— START OF TASK MATERIAL —

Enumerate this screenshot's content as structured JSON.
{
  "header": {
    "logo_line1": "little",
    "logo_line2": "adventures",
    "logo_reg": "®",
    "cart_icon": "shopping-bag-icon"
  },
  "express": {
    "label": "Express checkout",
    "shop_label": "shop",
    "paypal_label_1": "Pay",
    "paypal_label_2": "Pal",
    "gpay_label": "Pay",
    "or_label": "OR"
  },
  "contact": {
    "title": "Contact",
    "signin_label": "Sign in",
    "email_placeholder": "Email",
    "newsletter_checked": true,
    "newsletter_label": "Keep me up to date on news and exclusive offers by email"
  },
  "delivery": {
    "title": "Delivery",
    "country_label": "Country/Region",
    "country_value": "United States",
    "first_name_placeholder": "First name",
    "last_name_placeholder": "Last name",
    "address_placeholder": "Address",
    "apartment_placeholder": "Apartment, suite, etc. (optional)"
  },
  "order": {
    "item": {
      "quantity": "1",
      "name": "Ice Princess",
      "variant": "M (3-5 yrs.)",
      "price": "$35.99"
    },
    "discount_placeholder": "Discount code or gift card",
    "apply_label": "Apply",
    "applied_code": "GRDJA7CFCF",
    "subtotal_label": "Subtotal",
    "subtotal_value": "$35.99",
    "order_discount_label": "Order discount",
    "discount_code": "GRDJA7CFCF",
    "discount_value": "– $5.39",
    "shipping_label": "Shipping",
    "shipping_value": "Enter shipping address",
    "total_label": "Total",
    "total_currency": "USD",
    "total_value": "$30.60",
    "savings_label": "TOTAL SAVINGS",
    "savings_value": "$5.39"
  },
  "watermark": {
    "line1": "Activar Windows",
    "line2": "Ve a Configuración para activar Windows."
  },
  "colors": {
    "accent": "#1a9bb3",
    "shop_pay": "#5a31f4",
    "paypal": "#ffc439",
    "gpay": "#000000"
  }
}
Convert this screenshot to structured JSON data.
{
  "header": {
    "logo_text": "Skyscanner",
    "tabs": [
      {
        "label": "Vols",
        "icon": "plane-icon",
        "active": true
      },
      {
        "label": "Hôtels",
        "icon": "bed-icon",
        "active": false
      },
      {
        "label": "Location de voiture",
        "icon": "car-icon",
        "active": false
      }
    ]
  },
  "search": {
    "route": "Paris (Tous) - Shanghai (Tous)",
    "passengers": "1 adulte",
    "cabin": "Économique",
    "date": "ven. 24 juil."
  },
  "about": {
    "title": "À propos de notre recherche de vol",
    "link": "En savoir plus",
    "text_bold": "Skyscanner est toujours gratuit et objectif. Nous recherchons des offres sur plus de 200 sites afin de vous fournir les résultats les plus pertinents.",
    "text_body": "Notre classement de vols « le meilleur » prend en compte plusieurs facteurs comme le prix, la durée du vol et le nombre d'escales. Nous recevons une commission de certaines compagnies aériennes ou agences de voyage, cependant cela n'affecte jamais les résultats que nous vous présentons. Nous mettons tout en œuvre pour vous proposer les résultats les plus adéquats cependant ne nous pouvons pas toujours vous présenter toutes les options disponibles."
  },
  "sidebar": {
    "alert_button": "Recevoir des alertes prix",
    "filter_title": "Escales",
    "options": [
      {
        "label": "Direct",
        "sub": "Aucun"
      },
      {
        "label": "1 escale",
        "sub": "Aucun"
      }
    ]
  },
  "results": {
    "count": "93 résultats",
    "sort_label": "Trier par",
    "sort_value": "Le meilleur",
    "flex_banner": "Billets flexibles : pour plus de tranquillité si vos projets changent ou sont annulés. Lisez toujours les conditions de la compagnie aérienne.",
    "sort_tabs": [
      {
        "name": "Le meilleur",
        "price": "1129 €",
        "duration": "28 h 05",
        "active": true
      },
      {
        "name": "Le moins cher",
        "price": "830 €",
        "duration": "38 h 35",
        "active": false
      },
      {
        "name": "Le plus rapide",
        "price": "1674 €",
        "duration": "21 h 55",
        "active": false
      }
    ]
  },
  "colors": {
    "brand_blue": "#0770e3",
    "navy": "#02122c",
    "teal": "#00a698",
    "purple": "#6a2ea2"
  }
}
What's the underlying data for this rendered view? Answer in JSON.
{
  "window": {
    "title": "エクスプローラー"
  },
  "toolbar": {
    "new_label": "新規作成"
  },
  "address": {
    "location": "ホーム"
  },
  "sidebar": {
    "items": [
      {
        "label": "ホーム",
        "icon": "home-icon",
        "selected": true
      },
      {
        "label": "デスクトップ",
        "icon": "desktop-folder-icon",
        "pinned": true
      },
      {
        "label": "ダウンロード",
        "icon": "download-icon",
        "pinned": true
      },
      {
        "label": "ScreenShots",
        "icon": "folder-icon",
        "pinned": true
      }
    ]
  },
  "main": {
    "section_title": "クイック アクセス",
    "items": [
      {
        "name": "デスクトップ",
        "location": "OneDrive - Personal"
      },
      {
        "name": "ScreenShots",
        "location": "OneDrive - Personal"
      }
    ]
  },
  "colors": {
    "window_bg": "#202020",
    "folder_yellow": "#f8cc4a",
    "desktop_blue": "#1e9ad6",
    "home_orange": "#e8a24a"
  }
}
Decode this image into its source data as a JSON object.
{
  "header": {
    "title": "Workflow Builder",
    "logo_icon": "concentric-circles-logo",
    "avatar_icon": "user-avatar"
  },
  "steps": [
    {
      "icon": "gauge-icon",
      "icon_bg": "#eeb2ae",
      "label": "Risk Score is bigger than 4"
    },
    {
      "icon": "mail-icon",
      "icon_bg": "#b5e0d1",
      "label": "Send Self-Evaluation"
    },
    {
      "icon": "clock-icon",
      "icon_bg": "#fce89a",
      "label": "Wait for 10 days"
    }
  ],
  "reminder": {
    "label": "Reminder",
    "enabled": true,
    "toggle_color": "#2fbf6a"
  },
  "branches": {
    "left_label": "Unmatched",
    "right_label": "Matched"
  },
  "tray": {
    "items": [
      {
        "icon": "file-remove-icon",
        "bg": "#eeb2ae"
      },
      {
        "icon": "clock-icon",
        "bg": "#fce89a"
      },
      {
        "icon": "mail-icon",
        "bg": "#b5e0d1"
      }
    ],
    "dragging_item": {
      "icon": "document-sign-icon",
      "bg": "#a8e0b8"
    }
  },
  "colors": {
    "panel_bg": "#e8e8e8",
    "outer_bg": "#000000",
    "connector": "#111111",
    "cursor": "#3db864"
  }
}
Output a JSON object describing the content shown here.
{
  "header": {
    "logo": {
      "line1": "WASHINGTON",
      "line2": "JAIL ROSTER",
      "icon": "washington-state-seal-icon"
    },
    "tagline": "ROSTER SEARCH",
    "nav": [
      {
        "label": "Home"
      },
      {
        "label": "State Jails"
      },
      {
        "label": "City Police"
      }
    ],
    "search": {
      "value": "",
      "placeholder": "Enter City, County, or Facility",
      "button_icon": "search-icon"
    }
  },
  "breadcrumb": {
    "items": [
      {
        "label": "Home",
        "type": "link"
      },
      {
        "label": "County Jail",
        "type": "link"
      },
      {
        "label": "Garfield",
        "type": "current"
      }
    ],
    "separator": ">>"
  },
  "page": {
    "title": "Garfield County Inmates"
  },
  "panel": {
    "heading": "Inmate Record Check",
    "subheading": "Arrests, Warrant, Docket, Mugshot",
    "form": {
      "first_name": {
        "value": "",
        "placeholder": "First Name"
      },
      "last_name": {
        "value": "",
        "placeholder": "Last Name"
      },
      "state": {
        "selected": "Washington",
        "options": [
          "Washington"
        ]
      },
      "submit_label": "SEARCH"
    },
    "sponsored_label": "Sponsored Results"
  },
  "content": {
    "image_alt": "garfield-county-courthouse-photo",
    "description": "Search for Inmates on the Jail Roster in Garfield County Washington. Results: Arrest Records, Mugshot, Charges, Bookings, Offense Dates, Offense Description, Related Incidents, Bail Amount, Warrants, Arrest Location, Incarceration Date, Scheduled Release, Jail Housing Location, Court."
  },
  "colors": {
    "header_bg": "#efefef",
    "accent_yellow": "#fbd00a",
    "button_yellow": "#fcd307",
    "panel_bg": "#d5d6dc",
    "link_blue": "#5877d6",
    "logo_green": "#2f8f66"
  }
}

— END OF TASK MATERIAL —

For each line of the listing that holds the word "content", show that line.

- **RESPONSE**:
Enumerate this screenshot's content as structured JSON.
Output a JSON object describing the content shown here.
  "content": {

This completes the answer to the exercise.